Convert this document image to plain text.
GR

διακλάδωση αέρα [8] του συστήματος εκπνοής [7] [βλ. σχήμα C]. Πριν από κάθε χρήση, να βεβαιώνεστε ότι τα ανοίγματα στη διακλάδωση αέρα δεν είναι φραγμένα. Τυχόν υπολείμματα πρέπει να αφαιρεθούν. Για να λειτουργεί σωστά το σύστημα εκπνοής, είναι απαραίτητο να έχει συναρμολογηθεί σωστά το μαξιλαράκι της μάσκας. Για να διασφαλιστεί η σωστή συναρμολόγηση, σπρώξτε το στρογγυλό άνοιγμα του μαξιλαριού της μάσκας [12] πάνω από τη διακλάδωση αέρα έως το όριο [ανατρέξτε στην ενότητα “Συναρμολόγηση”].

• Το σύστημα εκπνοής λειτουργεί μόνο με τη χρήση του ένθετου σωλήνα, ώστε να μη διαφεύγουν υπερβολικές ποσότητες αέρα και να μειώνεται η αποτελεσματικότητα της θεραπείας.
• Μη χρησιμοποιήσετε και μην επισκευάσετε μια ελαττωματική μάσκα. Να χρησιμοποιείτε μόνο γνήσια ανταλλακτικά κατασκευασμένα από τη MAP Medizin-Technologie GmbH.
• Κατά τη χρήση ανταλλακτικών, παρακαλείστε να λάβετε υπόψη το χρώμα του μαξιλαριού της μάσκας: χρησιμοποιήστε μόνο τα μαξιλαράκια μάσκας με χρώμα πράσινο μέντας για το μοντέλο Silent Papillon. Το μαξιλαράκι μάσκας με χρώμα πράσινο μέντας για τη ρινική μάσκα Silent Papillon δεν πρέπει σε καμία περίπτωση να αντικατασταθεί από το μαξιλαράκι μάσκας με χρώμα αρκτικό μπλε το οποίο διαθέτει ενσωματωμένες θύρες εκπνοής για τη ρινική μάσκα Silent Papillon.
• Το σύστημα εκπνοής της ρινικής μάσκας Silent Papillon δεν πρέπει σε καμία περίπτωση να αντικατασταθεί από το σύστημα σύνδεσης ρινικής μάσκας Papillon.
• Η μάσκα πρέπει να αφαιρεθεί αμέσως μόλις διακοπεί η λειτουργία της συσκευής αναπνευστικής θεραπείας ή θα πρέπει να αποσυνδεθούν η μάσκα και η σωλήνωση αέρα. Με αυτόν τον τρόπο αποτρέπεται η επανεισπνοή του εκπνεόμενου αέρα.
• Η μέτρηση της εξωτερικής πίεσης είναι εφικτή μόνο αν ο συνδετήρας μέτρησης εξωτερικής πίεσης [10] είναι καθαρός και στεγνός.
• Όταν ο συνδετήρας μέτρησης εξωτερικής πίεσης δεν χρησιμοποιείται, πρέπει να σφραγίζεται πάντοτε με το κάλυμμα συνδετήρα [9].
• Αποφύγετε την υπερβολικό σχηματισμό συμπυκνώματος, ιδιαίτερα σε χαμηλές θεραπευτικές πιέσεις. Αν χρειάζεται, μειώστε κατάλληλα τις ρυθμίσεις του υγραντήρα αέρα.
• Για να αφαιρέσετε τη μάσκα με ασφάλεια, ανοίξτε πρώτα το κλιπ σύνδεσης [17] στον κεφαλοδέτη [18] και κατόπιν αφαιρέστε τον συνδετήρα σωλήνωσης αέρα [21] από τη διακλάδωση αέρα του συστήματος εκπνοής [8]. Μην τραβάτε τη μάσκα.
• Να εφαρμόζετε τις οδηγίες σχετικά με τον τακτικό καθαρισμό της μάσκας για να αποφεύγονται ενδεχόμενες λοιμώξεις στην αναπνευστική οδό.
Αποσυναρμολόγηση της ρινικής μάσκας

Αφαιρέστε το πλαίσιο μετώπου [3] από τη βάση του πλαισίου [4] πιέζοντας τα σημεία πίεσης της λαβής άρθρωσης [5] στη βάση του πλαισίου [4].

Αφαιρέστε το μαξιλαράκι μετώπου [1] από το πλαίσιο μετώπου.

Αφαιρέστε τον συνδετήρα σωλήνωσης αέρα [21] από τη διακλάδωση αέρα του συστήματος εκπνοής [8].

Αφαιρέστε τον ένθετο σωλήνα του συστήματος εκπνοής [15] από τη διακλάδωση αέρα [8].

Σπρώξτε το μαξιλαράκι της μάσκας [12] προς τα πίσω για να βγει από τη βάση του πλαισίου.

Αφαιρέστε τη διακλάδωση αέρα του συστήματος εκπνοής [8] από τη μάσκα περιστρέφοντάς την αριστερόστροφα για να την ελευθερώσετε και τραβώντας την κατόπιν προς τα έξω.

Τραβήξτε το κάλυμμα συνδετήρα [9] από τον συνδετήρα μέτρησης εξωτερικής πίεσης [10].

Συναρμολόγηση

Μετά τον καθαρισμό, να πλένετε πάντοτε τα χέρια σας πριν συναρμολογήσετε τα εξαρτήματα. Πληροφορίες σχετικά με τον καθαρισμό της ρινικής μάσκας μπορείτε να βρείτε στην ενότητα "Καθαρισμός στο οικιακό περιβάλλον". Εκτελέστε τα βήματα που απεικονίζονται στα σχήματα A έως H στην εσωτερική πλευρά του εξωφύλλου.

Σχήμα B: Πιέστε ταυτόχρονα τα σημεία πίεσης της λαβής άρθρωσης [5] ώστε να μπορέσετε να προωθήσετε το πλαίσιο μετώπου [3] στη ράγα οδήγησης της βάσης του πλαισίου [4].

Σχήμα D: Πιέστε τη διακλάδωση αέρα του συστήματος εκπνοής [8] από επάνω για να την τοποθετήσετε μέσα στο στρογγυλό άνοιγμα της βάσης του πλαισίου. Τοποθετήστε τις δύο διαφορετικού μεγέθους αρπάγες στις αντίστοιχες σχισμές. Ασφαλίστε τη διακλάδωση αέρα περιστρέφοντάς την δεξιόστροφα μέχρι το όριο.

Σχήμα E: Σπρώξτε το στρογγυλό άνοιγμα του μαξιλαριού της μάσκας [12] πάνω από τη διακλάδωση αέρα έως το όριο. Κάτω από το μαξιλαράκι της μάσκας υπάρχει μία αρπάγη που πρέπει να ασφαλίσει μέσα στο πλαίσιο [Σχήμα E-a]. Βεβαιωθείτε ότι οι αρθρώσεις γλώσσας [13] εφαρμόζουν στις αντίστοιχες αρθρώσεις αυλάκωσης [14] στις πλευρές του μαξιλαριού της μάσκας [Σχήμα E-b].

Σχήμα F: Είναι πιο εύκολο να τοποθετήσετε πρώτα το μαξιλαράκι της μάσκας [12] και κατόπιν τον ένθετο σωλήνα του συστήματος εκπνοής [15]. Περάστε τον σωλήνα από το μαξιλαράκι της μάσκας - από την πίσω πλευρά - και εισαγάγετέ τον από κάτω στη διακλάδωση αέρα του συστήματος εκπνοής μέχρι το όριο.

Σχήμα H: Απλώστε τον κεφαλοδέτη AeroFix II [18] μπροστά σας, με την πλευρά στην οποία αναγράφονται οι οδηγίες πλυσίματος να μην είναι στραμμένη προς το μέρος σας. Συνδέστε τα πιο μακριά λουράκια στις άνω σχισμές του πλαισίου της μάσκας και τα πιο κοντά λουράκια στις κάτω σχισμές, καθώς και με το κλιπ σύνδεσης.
- - -
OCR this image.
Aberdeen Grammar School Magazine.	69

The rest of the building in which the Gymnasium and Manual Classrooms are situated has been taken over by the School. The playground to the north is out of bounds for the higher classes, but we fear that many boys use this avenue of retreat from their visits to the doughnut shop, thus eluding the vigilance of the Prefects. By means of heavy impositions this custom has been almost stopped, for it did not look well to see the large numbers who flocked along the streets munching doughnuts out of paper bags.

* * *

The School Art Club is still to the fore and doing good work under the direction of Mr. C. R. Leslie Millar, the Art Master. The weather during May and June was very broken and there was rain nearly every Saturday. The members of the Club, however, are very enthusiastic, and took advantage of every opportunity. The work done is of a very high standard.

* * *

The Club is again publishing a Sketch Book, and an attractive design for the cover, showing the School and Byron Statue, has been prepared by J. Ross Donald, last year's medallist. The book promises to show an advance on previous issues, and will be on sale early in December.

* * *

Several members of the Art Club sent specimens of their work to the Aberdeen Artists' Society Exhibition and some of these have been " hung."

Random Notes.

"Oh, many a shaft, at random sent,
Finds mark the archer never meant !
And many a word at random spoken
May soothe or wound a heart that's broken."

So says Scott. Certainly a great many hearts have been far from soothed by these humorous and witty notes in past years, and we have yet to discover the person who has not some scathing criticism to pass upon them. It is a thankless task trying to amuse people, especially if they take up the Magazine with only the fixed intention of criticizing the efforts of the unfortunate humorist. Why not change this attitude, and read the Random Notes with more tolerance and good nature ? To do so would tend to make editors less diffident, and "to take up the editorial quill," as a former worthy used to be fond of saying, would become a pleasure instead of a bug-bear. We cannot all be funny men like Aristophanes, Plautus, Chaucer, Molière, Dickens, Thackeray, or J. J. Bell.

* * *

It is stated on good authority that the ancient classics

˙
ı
- - -
**To do**
Take every line from the records above that has the word "πρώτα" and copy it.

**Solution to the problem**
• Για να αφαιρέσετε τη μάσκα με ασφάλεια, ανοίξτε πρώτα το κλιπ σύνδεσης [17] στον κεφαλοδέτη [18] και κατόπιν αφαιρέστε τον συνδετήρα σωλήνωσης αέρα [21] από τη διακλάδωση αέρα του συστήματος εκπνοής [8]. Μην τραβάτε τη μάσκα.
Σχήμα F: Είναι πιο εύκολο να τοποθετήσετε πρώτα το μαξιλαράκι της μάσκας [12] και κατόπιν τον ένθετο σωλήνα του συστήματος εκπνοής [15]. Περάστε τον σωλήνα από το μαξιλαράκι της μάσκας - από την πίσω πλευρά - και εισαγάγετέ τον από κάτω στη διακλάδωση αέρα του συστήματος εκπνοής μέχρι το όριο.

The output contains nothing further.